→ Data entries for graphics

◇ ◇ ◇ ◇

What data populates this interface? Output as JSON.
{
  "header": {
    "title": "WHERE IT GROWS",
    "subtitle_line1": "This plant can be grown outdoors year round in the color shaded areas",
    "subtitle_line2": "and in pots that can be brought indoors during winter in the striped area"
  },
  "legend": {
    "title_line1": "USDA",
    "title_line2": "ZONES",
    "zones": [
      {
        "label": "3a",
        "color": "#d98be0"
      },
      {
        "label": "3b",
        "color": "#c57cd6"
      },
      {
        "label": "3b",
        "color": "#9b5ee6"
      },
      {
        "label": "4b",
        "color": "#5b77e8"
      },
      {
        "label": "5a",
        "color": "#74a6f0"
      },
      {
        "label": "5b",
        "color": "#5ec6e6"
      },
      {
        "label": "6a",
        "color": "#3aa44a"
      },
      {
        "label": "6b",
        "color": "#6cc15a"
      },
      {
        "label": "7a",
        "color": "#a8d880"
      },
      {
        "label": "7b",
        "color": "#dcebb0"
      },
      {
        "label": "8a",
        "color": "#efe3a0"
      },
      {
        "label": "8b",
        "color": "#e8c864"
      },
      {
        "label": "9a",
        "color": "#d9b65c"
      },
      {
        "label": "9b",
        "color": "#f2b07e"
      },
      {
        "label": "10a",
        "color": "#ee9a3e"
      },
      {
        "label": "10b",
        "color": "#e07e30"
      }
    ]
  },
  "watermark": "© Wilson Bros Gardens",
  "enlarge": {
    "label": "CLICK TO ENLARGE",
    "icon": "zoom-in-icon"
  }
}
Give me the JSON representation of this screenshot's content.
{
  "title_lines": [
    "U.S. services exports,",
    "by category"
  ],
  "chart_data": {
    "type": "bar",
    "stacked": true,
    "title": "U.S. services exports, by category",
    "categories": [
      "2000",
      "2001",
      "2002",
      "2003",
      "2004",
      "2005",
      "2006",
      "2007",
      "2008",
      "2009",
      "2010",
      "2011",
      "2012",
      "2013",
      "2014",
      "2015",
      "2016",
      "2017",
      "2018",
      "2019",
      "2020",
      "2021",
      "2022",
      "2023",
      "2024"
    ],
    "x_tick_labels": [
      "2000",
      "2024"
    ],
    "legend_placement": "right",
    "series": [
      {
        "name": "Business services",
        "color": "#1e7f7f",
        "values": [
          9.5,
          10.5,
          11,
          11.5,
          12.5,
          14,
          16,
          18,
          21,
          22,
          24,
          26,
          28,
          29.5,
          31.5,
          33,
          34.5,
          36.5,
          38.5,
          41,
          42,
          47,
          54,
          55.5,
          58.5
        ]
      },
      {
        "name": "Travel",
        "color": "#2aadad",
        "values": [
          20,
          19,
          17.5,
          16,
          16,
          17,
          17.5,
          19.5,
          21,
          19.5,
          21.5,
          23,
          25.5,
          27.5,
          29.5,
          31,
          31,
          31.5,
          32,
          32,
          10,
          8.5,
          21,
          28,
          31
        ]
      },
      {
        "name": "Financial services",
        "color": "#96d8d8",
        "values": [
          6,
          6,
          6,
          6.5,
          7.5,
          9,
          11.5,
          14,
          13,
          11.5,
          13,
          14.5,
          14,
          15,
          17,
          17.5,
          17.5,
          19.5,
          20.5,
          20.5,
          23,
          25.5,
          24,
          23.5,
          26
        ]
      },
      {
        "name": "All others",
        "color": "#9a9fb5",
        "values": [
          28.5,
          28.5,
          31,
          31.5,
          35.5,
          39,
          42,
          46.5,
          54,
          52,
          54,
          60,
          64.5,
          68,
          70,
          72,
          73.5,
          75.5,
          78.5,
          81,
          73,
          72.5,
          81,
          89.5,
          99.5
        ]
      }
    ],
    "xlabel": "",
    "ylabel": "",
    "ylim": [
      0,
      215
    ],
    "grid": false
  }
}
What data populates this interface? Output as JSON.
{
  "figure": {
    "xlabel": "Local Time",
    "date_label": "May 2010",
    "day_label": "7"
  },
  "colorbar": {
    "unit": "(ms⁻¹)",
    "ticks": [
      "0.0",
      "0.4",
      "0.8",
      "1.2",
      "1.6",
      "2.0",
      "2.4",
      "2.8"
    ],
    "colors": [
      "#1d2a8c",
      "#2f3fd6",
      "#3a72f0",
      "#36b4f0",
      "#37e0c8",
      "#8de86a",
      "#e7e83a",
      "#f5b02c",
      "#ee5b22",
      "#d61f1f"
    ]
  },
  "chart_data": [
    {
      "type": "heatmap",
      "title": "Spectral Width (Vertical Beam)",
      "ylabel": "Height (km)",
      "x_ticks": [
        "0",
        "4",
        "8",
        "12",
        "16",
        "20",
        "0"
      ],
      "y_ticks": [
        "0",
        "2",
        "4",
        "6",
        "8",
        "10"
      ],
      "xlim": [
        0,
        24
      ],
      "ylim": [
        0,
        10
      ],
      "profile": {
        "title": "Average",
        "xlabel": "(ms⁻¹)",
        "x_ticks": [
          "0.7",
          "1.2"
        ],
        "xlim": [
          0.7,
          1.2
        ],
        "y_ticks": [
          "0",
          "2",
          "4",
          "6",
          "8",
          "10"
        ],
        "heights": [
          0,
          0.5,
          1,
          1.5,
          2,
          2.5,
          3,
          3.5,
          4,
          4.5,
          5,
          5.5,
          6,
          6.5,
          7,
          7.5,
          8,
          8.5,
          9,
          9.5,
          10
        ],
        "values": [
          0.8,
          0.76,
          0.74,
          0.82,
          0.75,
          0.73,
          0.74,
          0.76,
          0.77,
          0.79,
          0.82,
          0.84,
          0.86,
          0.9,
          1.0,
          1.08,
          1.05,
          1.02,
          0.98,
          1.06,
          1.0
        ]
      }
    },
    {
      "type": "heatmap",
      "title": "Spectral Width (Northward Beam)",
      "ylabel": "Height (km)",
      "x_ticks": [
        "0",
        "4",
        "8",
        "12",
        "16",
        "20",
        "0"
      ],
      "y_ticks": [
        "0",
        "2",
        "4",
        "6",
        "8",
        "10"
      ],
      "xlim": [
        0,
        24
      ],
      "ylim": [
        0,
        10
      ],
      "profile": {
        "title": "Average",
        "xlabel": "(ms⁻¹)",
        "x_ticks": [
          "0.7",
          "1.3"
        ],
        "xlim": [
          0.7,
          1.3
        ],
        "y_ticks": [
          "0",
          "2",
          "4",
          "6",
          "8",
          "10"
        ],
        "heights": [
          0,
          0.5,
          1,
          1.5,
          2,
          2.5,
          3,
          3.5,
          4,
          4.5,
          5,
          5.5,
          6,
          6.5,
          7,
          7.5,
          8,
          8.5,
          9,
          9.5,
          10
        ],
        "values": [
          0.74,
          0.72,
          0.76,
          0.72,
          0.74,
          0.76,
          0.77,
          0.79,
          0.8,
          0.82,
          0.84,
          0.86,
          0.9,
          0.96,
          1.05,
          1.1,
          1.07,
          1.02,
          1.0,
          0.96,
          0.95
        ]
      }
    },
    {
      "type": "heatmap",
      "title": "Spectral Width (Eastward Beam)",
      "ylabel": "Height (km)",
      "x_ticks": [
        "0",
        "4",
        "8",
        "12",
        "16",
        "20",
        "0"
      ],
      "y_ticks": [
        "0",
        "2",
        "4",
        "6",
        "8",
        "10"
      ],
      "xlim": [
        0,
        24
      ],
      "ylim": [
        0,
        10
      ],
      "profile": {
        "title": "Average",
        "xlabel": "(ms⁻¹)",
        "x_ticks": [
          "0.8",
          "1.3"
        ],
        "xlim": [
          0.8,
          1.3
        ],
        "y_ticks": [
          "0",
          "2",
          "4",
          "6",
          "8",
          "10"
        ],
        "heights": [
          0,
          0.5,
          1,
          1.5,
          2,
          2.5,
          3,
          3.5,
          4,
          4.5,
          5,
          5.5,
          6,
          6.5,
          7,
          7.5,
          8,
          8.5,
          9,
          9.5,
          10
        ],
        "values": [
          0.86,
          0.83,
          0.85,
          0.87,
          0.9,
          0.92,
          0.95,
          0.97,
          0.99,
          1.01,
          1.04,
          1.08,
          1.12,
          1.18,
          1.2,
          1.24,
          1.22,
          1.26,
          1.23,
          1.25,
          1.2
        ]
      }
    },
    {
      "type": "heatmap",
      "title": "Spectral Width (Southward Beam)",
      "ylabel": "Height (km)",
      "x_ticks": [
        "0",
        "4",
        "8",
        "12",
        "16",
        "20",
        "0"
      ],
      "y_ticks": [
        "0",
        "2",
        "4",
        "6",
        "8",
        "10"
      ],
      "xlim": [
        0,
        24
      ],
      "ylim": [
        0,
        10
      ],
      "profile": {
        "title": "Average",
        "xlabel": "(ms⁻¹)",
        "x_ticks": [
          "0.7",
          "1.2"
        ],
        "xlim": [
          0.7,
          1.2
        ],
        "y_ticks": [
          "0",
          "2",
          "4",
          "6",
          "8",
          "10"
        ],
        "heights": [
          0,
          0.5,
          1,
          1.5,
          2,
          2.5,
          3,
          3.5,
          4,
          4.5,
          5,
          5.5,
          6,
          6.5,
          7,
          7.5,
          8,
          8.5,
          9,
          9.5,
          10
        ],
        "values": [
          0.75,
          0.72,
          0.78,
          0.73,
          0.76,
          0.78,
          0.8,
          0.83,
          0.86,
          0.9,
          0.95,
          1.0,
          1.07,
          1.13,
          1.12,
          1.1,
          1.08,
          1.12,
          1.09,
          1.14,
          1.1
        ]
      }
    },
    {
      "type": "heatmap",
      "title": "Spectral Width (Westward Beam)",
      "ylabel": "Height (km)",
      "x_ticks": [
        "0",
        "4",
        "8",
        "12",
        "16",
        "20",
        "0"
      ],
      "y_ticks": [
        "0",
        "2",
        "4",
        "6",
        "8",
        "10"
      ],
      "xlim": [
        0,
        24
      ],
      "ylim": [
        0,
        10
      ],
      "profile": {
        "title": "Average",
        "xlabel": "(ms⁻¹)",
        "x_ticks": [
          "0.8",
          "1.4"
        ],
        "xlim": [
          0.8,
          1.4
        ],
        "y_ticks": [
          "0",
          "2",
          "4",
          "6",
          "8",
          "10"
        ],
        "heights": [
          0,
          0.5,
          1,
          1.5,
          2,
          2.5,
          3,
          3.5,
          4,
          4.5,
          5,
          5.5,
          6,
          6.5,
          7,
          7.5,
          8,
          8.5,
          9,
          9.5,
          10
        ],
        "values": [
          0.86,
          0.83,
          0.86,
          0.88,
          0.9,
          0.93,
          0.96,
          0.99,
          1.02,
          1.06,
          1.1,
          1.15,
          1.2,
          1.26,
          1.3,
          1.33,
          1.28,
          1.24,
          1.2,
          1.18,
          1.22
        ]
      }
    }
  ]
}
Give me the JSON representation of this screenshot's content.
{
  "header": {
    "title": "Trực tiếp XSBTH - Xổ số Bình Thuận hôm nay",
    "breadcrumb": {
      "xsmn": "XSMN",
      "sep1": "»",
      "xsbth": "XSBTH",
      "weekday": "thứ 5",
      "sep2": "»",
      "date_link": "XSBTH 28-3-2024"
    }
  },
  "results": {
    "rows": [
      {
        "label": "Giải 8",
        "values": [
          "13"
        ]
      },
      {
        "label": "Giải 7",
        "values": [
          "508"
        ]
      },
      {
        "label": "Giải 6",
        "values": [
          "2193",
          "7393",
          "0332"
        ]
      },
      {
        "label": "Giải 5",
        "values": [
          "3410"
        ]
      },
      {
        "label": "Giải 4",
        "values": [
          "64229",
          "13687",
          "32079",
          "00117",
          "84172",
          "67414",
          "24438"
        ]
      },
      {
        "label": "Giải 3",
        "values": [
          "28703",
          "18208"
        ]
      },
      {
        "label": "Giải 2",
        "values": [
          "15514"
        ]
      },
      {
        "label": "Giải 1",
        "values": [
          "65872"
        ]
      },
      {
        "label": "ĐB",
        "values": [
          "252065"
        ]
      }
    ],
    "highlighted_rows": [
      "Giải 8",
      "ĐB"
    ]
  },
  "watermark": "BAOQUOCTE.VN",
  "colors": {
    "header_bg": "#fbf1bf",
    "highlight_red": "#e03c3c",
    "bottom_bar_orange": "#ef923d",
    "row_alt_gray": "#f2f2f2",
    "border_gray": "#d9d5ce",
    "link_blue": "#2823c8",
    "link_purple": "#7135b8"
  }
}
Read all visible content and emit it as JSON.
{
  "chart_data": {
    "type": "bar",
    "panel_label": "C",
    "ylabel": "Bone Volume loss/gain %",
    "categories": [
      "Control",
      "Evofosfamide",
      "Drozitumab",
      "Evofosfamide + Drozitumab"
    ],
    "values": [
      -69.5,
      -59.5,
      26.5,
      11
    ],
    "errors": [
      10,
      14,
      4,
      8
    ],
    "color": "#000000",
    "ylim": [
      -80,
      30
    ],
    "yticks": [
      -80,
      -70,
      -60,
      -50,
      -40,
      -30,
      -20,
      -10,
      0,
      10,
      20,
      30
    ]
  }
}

◇ ◇ ◇ ◇

→ Exercise
Only the lines from the one containing "Read all visible content and emit it as JSON." through the end of the entries above belong in the answer; repeat them exactly.

→ Answer to the exercise
Read all visible content and emit it as JSON.
{
  "chart_data": {
    "type": "bar",
    "panel_label": "C",
    "ylabel": "Bone Volume loss/gain %",
    "categories": [
      "Control",
      "Evofosfamide",
      "Drozitumab",
      "Evofosfamide + Drozitumab"
    ],
    "values": [
      -69.5,
      -59.5,
      26.5,
      11
    ],
    "errors": [
      10,
      14,
      4,
      8
    ],
    "color": "#000000",
    "ylim": [
      -80,
      30
    ],
    "yticks": [
      -80,
      -70,
      -60,
      -50,
      -40,
      -30,
      -20,
      -10,
      0,
      10,
      20,
      30
    ]
  }
}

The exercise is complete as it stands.